RECORD EXTRACTS →
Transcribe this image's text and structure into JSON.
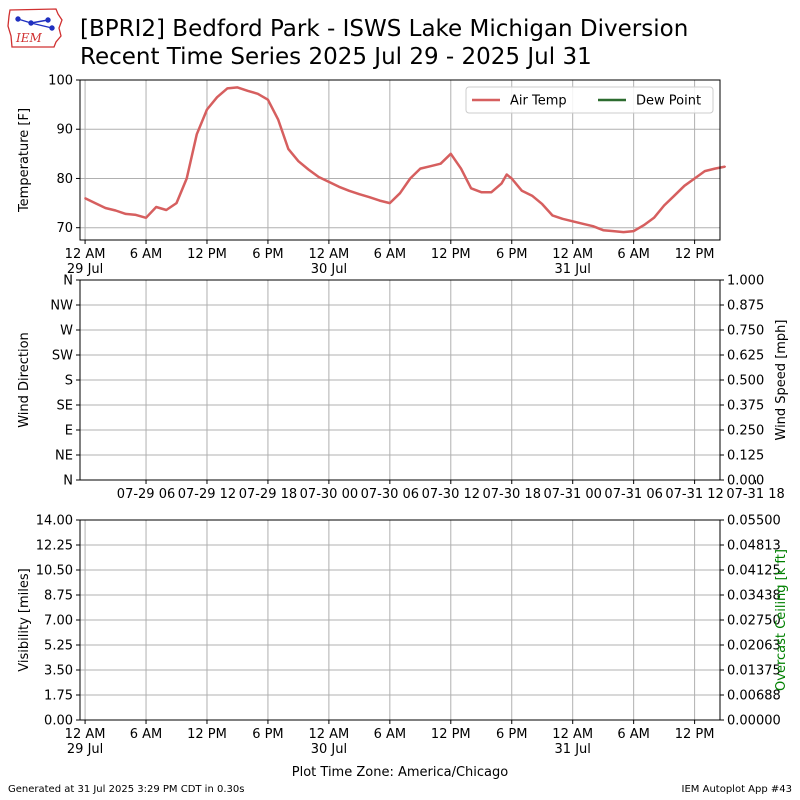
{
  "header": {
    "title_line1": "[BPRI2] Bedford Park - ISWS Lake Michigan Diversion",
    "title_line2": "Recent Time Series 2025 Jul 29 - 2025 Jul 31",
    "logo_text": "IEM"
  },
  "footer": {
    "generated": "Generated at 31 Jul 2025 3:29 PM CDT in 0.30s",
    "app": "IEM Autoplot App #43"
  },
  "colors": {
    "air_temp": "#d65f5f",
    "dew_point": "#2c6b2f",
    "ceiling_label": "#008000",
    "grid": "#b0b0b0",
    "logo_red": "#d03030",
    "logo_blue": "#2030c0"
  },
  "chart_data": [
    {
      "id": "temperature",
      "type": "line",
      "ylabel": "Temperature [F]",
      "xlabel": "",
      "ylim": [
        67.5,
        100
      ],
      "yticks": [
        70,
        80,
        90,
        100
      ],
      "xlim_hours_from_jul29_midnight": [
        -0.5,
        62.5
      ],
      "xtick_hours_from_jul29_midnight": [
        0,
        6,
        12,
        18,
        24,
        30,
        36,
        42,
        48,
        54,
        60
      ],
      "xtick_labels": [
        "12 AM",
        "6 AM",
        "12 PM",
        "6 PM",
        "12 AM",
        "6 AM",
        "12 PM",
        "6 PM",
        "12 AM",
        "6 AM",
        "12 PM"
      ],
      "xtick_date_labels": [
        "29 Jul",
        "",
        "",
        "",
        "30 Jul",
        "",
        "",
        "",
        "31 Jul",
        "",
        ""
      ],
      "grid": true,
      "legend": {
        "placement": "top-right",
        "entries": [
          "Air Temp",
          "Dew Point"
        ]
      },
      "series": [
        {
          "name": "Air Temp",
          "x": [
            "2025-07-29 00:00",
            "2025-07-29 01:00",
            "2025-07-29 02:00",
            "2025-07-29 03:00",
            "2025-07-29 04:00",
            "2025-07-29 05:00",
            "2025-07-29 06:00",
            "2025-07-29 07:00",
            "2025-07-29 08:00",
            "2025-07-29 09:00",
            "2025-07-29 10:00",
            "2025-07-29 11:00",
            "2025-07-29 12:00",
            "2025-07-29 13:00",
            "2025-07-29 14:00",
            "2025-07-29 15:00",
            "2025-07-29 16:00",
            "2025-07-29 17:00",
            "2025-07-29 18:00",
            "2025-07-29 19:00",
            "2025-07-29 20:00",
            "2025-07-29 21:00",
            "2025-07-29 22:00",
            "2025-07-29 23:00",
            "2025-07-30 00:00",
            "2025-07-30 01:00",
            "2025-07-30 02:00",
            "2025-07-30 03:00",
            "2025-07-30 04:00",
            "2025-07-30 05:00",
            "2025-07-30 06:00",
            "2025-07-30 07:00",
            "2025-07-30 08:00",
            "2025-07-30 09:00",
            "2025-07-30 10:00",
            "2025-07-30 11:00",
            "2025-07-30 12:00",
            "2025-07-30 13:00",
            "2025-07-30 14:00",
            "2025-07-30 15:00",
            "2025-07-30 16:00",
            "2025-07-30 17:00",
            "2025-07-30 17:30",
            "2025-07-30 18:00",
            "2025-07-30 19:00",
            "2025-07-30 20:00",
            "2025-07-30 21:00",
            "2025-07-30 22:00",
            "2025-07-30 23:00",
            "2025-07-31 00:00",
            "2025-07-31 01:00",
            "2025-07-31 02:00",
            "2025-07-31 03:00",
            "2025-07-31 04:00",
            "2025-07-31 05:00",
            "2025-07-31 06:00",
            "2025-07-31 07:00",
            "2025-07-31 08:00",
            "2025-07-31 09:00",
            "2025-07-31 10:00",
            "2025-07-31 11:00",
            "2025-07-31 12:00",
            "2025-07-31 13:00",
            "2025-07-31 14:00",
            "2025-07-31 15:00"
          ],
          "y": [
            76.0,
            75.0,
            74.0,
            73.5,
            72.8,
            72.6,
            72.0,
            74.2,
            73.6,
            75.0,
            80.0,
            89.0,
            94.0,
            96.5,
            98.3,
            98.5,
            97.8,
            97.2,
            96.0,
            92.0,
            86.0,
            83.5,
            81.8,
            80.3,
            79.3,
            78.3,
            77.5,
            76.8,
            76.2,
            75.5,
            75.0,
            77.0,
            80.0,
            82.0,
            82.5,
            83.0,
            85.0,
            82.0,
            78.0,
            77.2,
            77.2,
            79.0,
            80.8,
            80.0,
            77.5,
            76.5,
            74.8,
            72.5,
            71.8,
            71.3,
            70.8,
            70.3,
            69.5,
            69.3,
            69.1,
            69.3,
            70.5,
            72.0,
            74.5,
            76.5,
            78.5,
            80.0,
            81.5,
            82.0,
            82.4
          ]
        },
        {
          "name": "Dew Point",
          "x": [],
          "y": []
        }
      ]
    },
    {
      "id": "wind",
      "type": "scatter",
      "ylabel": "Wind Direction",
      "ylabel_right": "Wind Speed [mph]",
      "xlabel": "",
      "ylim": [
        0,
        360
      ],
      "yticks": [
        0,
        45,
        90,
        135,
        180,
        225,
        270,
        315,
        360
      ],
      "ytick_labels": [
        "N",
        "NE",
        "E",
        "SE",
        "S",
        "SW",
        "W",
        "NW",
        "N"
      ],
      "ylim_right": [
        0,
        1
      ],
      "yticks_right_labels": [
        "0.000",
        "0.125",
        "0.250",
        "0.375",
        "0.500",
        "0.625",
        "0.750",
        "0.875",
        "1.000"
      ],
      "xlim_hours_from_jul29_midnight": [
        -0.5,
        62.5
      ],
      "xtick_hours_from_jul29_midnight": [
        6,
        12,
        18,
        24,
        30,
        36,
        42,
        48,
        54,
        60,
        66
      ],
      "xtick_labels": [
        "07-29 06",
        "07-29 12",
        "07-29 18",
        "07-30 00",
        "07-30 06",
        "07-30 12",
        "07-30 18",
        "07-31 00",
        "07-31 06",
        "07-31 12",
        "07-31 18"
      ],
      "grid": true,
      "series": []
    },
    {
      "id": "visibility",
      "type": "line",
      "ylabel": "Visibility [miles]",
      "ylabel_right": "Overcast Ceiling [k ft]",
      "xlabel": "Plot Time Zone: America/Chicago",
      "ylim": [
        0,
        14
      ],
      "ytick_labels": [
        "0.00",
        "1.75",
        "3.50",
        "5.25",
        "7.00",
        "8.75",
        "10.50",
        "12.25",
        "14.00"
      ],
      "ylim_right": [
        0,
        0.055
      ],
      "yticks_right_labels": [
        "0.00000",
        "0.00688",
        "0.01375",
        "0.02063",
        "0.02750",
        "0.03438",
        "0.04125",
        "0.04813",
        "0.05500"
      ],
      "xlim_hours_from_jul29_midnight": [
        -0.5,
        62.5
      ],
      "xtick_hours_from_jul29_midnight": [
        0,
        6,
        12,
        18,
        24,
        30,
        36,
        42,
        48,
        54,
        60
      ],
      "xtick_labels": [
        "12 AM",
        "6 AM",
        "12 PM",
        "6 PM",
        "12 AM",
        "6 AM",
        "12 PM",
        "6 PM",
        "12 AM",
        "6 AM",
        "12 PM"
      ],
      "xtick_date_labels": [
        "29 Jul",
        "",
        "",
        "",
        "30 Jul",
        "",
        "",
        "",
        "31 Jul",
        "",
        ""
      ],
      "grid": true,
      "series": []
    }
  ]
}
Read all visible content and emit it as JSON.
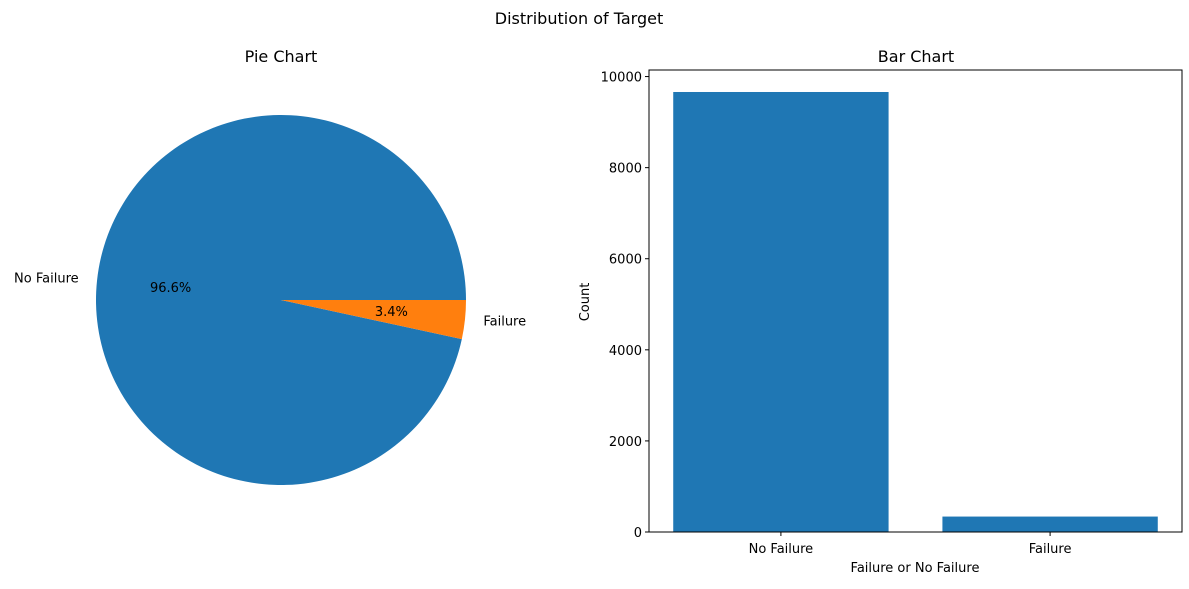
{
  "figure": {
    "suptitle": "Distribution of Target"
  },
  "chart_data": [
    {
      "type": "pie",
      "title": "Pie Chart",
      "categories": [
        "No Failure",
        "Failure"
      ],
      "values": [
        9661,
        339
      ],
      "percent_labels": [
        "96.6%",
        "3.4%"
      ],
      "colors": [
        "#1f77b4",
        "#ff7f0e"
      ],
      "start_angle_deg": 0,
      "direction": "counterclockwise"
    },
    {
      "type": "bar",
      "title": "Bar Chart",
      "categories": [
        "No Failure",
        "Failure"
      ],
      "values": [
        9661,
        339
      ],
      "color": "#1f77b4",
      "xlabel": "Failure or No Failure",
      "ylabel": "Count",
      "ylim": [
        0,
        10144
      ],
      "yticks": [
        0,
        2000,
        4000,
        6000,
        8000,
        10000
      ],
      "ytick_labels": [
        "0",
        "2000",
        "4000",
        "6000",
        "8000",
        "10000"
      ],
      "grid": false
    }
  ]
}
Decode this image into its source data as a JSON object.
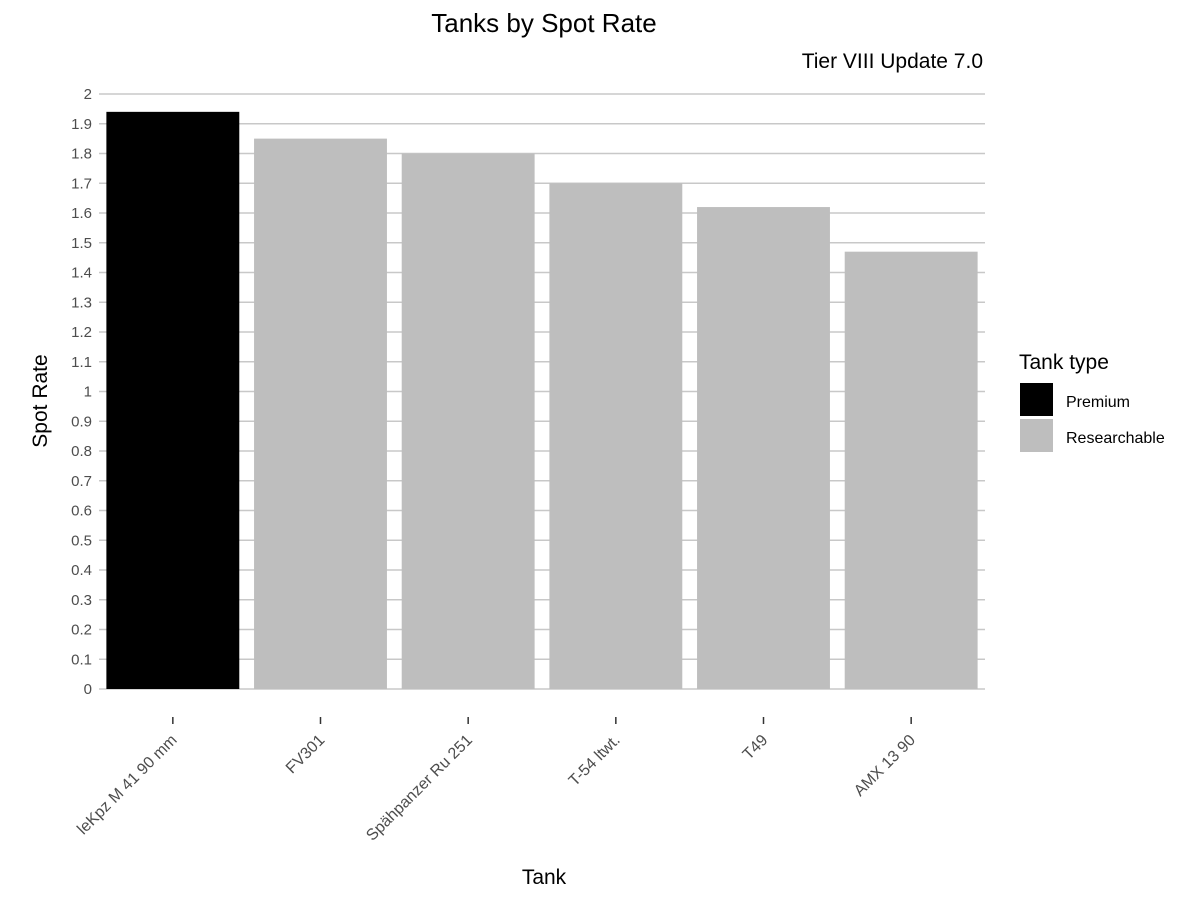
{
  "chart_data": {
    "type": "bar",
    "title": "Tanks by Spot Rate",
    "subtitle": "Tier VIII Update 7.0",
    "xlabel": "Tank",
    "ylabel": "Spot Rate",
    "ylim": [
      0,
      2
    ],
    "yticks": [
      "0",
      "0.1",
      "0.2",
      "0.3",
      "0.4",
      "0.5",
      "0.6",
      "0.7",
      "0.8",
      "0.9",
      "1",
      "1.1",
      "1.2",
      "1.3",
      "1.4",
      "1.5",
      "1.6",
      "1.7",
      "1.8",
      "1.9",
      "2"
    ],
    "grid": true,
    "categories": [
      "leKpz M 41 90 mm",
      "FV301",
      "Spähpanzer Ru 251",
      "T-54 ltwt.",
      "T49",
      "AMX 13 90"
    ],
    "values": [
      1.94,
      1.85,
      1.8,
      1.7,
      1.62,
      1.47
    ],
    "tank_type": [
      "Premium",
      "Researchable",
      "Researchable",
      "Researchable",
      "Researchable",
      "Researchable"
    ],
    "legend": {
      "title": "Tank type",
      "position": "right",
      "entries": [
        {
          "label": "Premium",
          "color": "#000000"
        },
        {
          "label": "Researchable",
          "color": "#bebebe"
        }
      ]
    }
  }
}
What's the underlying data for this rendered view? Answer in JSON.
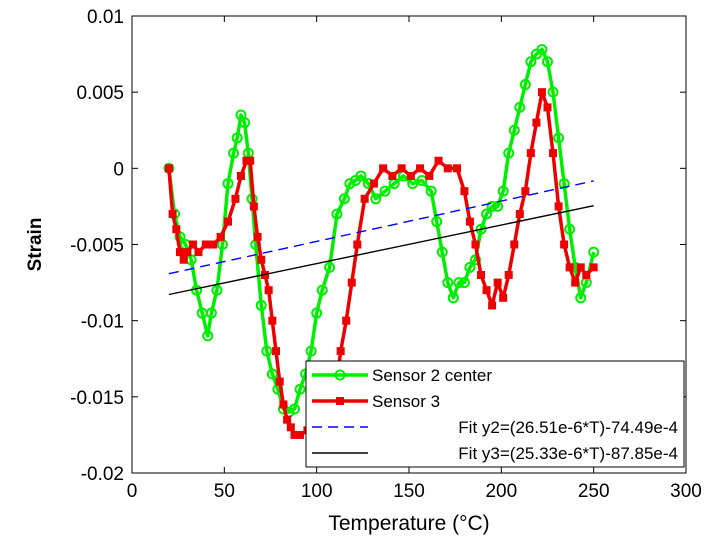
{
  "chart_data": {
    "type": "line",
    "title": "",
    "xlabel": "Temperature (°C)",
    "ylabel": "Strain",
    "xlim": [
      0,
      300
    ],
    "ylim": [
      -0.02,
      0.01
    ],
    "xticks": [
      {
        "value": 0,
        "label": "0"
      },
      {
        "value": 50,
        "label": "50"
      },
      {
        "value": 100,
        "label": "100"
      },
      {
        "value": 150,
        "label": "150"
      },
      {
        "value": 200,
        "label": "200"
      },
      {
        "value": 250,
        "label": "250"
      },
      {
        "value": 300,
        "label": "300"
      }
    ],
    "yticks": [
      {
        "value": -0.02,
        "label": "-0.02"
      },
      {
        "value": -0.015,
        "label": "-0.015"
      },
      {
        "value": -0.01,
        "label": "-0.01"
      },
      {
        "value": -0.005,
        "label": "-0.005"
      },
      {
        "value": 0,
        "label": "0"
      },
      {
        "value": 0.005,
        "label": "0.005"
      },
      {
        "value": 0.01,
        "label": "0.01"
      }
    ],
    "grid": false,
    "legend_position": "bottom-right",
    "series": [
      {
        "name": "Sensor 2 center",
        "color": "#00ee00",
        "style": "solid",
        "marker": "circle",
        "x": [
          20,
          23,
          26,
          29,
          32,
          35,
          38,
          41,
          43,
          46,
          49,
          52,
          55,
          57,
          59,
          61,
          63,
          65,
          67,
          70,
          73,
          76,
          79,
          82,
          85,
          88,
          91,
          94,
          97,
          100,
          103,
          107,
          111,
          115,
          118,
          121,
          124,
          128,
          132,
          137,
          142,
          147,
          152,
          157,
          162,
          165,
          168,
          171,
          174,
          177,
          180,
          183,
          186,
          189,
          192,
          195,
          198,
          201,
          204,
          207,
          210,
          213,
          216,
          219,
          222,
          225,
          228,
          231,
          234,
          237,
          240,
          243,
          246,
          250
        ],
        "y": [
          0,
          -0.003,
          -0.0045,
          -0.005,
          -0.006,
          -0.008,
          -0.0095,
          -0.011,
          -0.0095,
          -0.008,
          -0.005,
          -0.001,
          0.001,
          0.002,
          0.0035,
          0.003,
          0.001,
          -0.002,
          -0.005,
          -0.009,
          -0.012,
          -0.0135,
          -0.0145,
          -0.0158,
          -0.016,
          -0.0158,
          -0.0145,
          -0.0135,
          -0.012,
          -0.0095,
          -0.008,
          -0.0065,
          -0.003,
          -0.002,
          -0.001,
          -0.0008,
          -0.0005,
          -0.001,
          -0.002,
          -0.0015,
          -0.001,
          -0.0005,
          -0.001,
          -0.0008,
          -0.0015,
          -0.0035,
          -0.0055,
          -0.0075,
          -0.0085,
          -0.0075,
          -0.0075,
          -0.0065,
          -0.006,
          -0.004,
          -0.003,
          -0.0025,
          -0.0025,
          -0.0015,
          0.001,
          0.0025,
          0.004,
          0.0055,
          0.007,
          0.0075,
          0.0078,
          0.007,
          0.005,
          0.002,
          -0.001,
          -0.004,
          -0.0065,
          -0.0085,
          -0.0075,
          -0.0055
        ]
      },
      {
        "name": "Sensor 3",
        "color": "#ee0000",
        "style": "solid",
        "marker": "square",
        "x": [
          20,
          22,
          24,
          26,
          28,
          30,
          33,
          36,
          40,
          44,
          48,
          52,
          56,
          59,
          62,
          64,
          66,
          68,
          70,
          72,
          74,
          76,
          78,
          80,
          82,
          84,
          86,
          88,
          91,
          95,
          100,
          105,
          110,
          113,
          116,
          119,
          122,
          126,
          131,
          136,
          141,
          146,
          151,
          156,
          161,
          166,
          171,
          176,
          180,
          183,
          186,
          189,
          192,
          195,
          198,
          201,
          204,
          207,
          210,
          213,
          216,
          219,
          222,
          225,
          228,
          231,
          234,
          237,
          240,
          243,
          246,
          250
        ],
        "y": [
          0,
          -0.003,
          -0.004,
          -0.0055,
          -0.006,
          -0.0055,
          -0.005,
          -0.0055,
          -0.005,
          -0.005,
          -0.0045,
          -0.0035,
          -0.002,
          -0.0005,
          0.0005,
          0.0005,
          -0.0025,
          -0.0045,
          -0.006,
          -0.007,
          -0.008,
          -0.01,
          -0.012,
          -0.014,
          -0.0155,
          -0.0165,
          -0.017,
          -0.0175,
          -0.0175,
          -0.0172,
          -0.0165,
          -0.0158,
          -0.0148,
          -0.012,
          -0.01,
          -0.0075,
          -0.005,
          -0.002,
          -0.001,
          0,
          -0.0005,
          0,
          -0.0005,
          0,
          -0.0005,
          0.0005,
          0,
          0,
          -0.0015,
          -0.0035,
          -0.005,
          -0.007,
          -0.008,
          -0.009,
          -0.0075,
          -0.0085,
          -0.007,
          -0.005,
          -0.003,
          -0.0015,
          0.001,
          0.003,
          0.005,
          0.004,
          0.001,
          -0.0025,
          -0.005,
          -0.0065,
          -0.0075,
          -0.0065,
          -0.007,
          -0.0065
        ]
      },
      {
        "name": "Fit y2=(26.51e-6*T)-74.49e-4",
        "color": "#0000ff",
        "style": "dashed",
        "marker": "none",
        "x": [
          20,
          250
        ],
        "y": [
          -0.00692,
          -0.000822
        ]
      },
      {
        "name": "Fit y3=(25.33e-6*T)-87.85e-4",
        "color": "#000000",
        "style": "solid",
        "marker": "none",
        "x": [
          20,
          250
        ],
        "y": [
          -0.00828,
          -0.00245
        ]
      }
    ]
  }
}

TASK STATEMENT → What is the number of lines in the data that hold the word "name"? Reply with that number and nothing else.

COMPLETE RESPONSE → 6